**STATED PROBLEM**
Make an exact copy of the entries below.

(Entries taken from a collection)
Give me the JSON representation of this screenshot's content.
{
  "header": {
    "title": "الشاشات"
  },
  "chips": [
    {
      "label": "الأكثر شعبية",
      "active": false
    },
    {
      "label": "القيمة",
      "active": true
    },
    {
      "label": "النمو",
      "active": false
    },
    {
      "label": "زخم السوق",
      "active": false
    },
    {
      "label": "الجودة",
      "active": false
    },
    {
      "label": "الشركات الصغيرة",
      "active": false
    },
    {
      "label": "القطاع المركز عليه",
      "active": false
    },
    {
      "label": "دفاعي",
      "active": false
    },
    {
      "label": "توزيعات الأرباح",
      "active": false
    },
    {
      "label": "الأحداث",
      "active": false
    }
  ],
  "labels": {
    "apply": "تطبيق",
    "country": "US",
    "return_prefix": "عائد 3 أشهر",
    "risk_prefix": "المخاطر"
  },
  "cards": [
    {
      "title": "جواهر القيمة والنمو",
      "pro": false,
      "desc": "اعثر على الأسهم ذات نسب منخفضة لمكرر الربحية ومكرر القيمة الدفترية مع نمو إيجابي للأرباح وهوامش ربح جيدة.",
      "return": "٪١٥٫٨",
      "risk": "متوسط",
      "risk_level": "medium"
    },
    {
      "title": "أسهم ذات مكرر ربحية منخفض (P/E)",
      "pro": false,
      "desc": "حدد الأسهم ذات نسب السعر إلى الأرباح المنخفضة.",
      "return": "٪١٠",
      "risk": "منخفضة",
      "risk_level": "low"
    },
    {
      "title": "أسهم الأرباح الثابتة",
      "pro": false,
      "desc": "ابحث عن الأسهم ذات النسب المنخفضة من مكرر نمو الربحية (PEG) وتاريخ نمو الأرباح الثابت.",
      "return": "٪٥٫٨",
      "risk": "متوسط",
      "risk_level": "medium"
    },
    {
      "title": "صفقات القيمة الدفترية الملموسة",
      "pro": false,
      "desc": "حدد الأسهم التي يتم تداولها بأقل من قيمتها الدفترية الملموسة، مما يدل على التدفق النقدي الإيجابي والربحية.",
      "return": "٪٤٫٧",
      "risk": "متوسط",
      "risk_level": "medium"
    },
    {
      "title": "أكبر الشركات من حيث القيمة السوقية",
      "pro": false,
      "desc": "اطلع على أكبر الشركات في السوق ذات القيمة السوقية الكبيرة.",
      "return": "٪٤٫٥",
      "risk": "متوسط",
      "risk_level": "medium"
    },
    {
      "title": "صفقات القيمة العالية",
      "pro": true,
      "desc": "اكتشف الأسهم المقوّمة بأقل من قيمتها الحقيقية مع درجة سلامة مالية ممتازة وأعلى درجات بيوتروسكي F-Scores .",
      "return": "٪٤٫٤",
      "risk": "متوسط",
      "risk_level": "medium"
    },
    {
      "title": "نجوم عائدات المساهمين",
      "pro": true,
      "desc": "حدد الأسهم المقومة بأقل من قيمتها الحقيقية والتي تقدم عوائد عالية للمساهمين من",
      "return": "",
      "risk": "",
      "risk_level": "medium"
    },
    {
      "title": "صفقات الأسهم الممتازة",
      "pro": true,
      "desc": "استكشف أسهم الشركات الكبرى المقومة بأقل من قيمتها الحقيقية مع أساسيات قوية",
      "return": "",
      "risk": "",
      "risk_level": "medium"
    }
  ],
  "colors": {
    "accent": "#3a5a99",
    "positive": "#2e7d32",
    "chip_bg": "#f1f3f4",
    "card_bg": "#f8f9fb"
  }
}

**SOLUTION TO THE EXERCISE**
Give me the JSON representation of this screenshot's content.
{
  "header": {
    "title": "الشاشات"
  },
  "chips": [
    {
      "label": "الأكثر شعبية",
      "active": false
    },
    {
      "label": "القيمة",
      "active": true
    },
    {
      "label": "النمو",
      "active": false
    },
    {
      "label": "زخم السوق",
      "active": false
    },
    {
      "label": "الجودة",
      "active": false
    },
    {
      "label": "الشركات الصغيرة",
      "active": false
    },
    {
      "label": "القطاع المركز عليه",
      "active": false
    },
    {
      "label": "دفاعي",
      "active": false
    },
    {
      "label": "توزيعات الأرباح",
      "active": false
    },
    {
      "label": "الأحداث",
      "active": false
    }
  ],
  "labels": {
    "apply": "تطبيق",
    "country": "US",
    "return_prefix": "عائد 3 أشهر",
    "risk_prefix": "المخاطر"
  },
  "cards": [
    {
      "title": "جواهر القيمة والنمو",
      "pro": false,
      "desc": "اعثر على الأسهم ذات نسب منخفضة لمكرر الربحية ومكرر القيمة الدفترية مع نمو إيجابي للأرباح وهوامش ربح جيدة.",
      "return": "٪١٥٫٨",
      "risk": "متوسط",
      "risk_level": "medium"
    },
    {
      "title": "أسهم ذات مكرر ربحية منخفض (P/E)",
      "pro": false,
      "desc": "حدد الأسهم ذات نسب السعر إلى الأرباح المنخفضة.",
      "return": "٪١٠",
      "risk": "منخفضة",
      "risk_level": "low"
    },
    {
      "title": "أسهم الأرباح الثابتة",
      "pro": false,
      "desc": "ابحث عن الأسهم ذات النسب المنخفضة من مكرر نمو الربحية (PEG) وتاريخ نمو الأرباح الثابت.",
      "return": "٪٥٫٨",
      "risk": "متوسط",
      "risk_level": "medium"
    },
    {
      "title": "صفقات القيمة الدفترية الملموسة",
      "pro": false,
      "desc": "حدد الأسهم التي يتم تداولها بأقل من قيمتها الدفترية الملموسة، مما يدل على التدفق النقدي الإيجابي والربحية.",
      "return": "٪٤٫٧",
      "risk": "متوسط",
      "risk_level": "medium"
    },
    {
      "title": "أكبر الشركات من حيث القيمة السوقية",
      "pro": false,
      "desc": "اطلع على أكبر الشركات في السوق ذات القيمة السوقية الكبيرة.",
      "return": "٪٤٫٥",
      "risk": "متوسط",
      "risk_level": "medium"
    },
    {
      "title": "صفقات القيمة العالية",
      "pro": true,
      "desc": "اكتشف الأسهم المقوّمة بأقل من قيمتها الحقيقية مع درجة سلامة مالية ممتازة وأعلى درجات بيوتروسكي F-Scores .",
      "return": "٪٤٫٤",
      "risk": "متوسط",
      "risk_level": "medium"
    },
    {
      "title": "نجوم عائدات المساهمين",
      "pro": true,
      "desc": "حدد الأسهم المقومة بأقل من قيمتها الحقيقية والتي تقدم عوائد عالية للمساهمين من",
      "return": "",
      "risk": "",
      "risk_level": "medium"
    },
    {
      "title": "صفقات الأسهم الممتازة",
      "pro": true,
      "desc": "استكشف أسهم الشركات الكبرى المقومة بأقل من قيمتها الحقيقية مع أساسيات قوية",
      "return": "",
      "risk": "",
      "risk_level": "medium"
    }
  ],
  "colors": {
    "accent": "#3a5a99",
    "positive": "#2e7d32",
    "chip_bg": "#f1f3f4",
    "card_bg": "#f8f9fb"
  }
}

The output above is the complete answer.